▶ _Aim_
Check each line of the entries below for the string "title"; copy every line where it appears.

▶ _Dataset content_
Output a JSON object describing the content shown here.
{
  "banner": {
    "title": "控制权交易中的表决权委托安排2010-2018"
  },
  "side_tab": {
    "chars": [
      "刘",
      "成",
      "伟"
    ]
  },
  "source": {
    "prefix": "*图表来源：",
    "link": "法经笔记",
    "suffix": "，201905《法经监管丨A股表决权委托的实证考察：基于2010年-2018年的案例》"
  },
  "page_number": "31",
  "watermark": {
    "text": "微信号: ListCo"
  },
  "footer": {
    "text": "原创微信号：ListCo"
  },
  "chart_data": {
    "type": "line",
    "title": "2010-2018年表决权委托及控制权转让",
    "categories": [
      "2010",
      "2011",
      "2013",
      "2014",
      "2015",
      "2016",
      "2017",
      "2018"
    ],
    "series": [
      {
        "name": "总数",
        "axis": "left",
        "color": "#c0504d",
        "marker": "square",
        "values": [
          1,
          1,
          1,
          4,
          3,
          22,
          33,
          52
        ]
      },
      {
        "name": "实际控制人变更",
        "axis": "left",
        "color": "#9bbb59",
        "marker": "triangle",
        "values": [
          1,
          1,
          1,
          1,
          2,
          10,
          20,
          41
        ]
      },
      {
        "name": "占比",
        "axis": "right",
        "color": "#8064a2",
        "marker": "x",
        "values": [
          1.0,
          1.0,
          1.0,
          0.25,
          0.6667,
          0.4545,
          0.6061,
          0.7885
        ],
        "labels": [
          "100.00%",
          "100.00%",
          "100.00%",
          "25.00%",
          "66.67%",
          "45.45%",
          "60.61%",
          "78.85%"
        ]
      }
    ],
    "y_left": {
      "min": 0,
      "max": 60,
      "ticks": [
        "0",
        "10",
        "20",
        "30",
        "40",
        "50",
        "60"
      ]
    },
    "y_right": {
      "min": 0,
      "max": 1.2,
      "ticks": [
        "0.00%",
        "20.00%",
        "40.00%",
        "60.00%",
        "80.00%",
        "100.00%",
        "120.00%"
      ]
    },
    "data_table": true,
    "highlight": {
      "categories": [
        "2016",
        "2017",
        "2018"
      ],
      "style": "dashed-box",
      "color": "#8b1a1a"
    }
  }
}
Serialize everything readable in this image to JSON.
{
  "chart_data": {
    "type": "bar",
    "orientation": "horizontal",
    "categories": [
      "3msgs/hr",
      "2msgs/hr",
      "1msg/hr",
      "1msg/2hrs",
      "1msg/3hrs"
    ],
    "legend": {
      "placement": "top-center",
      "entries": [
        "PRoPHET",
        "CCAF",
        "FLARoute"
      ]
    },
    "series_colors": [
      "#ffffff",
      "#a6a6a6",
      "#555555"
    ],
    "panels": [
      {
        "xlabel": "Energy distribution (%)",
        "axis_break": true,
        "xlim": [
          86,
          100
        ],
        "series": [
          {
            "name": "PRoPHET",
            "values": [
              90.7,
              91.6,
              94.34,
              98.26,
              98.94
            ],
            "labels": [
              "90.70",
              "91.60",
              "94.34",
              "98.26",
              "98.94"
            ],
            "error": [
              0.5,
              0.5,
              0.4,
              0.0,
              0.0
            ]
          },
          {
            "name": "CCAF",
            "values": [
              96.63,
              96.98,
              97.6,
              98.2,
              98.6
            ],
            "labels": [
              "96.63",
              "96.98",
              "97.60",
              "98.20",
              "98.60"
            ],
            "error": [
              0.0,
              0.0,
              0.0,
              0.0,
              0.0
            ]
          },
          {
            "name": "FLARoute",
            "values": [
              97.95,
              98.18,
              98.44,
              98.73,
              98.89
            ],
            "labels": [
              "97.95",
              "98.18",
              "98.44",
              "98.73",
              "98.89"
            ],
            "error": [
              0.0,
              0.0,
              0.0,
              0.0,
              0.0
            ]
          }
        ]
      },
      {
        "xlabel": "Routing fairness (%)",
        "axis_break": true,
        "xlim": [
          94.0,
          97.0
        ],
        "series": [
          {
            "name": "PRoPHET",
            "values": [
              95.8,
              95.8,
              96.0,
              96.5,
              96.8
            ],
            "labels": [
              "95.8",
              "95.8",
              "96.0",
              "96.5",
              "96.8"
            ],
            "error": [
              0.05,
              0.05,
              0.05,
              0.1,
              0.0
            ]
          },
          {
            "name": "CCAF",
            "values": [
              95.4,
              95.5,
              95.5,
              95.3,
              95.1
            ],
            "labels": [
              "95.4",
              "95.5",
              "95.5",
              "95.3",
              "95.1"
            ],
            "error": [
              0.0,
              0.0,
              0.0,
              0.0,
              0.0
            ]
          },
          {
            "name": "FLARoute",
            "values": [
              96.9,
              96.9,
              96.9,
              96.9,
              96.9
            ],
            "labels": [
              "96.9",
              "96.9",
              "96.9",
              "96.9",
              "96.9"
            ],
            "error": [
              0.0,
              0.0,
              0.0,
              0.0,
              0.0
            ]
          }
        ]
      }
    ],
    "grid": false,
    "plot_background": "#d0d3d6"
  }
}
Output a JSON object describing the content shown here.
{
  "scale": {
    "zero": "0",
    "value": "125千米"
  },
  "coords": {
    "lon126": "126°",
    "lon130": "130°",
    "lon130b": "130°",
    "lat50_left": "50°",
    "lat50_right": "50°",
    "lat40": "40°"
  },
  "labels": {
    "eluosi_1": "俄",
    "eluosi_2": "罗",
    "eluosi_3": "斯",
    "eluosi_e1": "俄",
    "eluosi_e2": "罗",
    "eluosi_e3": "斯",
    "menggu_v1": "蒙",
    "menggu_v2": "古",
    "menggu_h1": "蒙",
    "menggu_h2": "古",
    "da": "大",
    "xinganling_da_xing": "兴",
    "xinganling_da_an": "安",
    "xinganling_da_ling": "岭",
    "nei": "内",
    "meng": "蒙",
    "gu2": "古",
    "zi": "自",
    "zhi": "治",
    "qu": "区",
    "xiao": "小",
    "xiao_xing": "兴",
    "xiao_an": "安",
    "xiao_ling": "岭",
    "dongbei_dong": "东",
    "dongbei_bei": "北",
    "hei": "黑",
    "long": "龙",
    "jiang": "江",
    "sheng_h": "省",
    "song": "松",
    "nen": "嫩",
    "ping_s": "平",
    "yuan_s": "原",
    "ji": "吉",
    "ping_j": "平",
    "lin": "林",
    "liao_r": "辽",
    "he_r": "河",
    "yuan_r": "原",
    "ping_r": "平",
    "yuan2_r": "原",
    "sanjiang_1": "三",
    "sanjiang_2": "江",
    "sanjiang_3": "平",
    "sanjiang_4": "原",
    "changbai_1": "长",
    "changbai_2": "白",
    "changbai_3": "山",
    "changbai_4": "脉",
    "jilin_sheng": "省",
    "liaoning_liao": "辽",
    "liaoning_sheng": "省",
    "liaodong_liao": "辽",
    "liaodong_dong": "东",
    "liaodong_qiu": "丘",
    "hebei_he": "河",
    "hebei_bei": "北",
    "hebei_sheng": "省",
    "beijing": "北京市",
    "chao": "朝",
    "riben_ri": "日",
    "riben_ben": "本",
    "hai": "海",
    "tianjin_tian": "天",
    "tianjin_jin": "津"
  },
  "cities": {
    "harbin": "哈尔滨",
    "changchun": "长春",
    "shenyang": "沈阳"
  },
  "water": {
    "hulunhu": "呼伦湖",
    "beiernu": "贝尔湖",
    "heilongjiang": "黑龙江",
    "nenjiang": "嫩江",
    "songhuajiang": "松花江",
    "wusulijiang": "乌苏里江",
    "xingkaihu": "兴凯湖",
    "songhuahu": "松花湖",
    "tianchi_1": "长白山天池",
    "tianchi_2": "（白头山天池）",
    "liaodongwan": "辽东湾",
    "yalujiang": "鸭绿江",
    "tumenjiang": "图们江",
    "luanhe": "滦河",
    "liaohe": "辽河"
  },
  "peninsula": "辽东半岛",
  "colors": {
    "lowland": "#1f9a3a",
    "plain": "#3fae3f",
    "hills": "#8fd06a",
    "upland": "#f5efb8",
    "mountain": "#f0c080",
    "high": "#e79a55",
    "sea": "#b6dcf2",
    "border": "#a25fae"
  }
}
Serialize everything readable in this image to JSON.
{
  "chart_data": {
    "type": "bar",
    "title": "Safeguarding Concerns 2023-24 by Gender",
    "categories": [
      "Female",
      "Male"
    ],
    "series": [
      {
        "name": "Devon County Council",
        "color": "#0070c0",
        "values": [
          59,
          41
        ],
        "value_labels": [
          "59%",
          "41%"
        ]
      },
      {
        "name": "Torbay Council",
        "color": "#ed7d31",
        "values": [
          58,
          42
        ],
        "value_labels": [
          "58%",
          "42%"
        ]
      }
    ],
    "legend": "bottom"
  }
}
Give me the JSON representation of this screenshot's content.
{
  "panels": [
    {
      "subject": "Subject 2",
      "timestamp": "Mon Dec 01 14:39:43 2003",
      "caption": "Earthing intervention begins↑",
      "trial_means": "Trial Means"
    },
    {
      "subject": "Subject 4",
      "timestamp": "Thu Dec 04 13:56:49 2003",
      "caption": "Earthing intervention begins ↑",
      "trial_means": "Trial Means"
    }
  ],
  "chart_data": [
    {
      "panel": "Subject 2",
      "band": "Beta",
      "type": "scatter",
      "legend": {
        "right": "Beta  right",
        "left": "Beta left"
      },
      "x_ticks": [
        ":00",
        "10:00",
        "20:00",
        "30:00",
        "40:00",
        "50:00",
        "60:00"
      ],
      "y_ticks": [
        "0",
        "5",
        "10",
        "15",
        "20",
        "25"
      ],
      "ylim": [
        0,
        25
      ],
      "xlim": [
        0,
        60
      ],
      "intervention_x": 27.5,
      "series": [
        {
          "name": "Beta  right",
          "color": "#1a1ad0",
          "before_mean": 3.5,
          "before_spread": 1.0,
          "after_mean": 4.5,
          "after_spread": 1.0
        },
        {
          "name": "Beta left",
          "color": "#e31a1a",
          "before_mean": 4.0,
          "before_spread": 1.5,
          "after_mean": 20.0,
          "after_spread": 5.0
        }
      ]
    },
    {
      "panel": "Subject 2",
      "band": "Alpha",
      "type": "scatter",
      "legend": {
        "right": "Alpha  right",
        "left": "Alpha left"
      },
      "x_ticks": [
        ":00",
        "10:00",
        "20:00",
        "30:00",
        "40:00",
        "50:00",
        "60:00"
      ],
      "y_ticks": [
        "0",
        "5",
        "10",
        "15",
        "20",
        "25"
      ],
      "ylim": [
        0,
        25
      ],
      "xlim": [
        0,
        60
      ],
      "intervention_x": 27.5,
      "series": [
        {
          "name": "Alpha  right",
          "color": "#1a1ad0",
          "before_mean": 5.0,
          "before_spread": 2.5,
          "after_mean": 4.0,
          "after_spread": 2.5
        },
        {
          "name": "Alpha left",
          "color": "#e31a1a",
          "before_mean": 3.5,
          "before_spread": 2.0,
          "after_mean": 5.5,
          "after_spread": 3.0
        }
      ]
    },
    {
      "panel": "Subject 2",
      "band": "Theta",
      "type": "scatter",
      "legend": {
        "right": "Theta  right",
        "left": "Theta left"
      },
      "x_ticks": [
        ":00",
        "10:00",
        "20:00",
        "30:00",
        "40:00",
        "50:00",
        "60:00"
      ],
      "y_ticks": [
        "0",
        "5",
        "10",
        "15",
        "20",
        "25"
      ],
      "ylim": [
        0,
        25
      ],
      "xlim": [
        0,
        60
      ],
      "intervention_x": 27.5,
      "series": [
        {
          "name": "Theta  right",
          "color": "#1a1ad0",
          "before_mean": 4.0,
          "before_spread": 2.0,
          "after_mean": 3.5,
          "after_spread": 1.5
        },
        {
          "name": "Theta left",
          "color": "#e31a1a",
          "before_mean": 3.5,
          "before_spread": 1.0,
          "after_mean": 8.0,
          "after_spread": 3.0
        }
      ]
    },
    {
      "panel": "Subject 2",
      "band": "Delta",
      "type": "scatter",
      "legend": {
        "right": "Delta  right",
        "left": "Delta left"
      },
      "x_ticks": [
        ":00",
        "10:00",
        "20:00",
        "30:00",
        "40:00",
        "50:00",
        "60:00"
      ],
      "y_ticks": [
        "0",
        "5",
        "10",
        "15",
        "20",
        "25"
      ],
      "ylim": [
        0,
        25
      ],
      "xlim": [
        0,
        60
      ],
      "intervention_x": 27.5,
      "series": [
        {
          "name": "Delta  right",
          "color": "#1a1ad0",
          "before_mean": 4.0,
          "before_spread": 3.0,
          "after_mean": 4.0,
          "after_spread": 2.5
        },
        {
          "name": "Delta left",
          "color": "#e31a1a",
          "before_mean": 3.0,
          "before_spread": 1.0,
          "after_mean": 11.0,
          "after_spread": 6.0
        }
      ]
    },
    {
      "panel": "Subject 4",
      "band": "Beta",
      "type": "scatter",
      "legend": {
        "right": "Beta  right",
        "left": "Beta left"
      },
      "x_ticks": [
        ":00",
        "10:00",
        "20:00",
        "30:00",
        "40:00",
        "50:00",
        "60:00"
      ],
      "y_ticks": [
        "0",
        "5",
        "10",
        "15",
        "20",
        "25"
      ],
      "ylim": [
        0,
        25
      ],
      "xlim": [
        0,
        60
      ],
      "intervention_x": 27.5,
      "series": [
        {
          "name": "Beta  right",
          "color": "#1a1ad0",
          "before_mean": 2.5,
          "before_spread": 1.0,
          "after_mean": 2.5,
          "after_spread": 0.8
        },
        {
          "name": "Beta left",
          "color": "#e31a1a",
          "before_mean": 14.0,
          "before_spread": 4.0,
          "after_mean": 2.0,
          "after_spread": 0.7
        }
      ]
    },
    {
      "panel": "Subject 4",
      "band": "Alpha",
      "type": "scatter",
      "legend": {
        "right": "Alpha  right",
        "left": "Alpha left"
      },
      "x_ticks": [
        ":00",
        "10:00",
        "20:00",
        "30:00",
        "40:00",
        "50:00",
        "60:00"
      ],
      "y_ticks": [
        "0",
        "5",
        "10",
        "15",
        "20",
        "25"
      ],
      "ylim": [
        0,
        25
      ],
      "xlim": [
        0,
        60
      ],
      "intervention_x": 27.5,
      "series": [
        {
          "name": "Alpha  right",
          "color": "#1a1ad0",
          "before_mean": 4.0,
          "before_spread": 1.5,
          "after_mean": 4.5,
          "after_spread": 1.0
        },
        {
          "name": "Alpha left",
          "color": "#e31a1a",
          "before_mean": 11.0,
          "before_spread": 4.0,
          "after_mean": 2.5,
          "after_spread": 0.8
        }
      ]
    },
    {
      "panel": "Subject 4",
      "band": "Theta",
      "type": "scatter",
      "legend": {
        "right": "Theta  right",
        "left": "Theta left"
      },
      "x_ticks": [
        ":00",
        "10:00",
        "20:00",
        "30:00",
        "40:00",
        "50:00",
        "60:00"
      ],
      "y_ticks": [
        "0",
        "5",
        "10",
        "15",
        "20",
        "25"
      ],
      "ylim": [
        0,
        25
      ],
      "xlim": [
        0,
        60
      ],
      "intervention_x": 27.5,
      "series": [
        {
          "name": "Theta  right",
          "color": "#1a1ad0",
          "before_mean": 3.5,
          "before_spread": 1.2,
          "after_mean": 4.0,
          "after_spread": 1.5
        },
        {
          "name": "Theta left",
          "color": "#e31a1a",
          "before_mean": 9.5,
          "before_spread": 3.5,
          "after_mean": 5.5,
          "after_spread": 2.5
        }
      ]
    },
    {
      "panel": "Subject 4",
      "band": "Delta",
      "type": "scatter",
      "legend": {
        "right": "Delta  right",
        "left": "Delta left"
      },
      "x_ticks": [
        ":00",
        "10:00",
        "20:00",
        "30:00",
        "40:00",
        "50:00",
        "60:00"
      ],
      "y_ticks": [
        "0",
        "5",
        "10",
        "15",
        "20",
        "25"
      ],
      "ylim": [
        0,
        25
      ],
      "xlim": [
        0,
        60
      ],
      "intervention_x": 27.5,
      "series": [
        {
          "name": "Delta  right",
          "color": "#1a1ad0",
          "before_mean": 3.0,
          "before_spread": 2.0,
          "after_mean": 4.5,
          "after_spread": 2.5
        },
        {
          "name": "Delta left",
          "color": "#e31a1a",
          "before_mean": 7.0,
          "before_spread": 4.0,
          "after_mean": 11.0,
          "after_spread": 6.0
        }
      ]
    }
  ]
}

▶ _Result of this task_
    "title": "控制权交易中的表决权委托安排2010-2018"
    "title": "2010-2018年表决权委托及控制权转让",
    "title": "Safeguarding Concerns 2023-24 by Gender",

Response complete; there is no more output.